Stated problem:
You are to retype all of the data exactly as it appears.

The data:
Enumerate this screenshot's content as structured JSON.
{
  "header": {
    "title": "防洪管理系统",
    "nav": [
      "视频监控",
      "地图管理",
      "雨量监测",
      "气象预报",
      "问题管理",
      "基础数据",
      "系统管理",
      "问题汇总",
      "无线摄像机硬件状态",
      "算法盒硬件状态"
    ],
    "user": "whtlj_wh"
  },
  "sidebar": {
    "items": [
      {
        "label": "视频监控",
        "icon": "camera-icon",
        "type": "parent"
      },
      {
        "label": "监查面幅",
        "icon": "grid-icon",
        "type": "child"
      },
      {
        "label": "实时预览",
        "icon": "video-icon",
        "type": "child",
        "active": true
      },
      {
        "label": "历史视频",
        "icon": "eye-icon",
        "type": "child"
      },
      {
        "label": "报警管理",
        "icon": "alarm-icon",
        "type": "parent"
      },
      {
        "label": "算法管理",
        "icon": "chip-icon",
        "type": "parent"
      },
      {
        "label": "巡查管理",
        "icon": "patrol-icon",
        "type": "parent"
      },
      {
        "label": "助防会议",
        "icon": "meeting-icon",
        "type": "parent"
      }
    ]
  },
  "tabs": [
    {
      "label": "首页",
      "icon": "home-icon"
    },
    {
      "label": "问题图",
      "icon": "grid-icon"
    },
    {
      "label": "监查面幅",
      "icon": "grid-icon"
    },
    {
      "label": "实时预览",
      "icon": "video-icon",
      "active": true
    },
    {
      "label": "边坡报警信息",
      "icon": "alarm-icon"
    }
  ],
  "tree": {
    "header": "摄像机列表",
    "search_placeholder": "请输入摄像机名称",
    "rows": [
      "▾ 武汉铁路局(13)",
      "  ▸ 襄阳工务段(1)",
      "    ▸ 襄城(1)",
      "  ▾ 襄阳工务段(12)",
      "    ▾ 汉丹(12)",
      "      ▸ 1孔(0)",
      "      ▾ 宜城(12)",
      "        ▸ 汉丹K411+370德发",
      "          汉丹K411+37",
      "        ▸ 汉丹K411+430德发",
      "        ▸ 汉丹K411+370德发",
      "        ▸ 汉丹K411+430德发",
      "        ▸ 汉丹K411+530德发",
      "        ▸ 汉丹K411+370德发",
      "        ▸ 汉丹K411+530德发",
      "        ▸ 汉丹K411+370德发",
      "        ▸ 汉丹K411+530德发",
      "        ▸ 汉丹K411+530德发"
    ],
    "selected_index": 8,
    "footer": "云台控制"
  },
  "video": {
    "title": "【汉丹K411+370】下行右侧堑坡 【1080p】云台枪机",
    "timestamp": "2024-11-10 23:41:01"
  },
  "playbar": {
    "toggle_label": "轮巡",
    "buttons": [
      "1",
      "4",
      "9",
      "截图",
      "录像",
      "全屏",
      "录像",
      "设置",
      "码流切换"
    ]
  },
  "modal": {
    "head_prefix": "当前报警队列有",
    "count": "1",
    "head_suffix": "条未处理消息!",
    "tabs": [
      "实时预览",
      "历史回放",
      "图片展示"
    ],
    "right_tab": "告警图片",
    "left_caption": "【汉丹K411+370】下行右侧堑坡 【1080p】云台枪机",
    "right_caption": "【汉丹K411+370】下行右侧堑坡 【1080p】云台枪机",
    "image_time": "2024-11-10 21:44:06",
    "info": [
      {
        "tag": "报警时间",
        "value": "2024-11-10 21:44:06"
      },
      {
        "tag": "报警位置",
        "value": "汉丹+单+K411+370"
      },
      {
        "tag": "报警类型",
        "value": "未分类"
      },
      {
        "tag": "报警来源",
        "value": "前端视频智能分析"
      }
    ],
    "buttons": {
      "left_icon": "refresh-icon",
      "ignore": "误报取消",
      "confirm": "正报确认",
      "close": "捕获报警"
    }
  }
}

Response below:
Enumerate this screenshot's content as structured JSON.
{
  "header": {
    "title": "防洪管理系统",
    "nav": [
      "视频监控",
      "地图管理",
      "雨量监测",
      "气象预报",
      "问题管理",
      "基础数据",
      "系统管理",
      "问题汇总",
      "无线摄像机硬件状态",
      "算法盒硬件状态"
    ],
    "user": "whtlj_wh"
  },
  "sidebar": {
    "items": [
      {
        "label": "视频监控",
        "icon": "camera-icon",
        "type": "parent"
      },
      {
        "label": "监查面幅",
        "icon": "grid-icon",
        "type": "child"
      },
      {
        "label": "实时预览",
        "icon": "video-icon",
        "type": "child",
        "active": true
      },
      {
        "label": "历史视频",
        "icon": "eye-icon",
        "type": "child"
      },
      {
        "label": "报警管理",
        "icon": "alarm-icon",
        "type": "parent"
      },
      {
        "label": "算法管理",
        "icon": "chip-icon",
        "type": "parent"
      },
      {
        "label": "巡查管理",
        "icon": "patrol-icon",
        "type": "parent"
      },
      {
        "label": "助防会议",
        "icon": "meeting-icon",
        "type": "parent"
      }
    ]
  },
  "tabs": [
    {
      "label": "首页",
      "icon": "home-icon"
    },
    {
      "label": "问题图",
      "icon": "grid-icon"
    },
    {
      "label": "监查面幅",
      "icon": "grid-icon"
    },
    {
      "label": "实时预览",
      "icon": "video-icon",
      "active": true
    },
    {
      "label": "边坡报警信息",
      "icon": "alarm-icon"
    }
  ],
  "tree": {
    "header": "摄像机列表",
    "search_placeholder": "请输入摄像机名称",
    "rows": [
      "▾ 武汉铁路局(13)",
      "  ▸ 襄阳工务段(1)",
      "    ▸ 襄城(1)",
      "  ▾ 襄阳工务段(12)",
      "    ▾ 汉丹(12)",
      "      ▸ 1孔(0)",
      "      ▾ 宜城(12)",
      "        ▸ 汉丹K411+370德发",
      "          汉丹K411+37",
      "        ▸ 汉丹K411+430德发",
      "        ▸ 汉丹K411+370德发",
      "        ▸ 汉丹K411+430德发",
      "        ▸ 汉丹K411+530德发",
      "        ▸ 汉丹K411+370德发",
      "        ▸ 汉丹K411+530德发",
      "        ▸ 汉丹K411+370德发",
      "        ▸ 汉丹K411+530德发",
      "        ▸ 汉丹K411+530德发"
    ],
    "selected_index": 8,
    "footer": "云台控制"
  },
  "video": {
    "title": "【汉丹K411+370】下行右侧堑坡 【1080p】云台枪机",
    "timestamp": "2024-11-10 23:41:01"
  },
  "playbar": {
    "toggle_label": "轮巡",
    "buttons": [
      "1",
      "4",
      "9",
      "截图",
      "录像",
      "全屏",
      "录像",
      "设置",
      "码流切换"
    ]
  },
  "modal": {
    "head_prefix": "当前报警队列有",
    "count": "1",
    "head_suffix": "条未处理消息!",
    "tabs": [
      "实时预览",
      "历史回放",
      "图片展示"
    ],
    "right_tab": "告警图片",
    "left_caption": "【汉丹K411+370】下行右侧堑坡 【1080p】云台枪机",
    "right_caption": "【汉丹K411+370】下行右侧堑坡 【1080p】云台枪机",
    "image_time": "2024-11-10 21:44:06",
    "info": [
      {
        "tag": "报警时间",
        "value": "2024-11-10 21:44:06"
      },
      {
        "tag": "报警位置",
        "value": "汉丹+单+K411+370"
      },
      {
        "tag": "报警类型",
        "value": "未分类"
      },
      {
        "tag": "报警来源",
        "value": "前端视频智能分析"
      }
    ],
    "buttons": {
      "left_icon": "refresh-icon",
      "ignore": "误报取消",
      "confirm": "正报确认",
      "close": "捕获报警"
    }
  }
}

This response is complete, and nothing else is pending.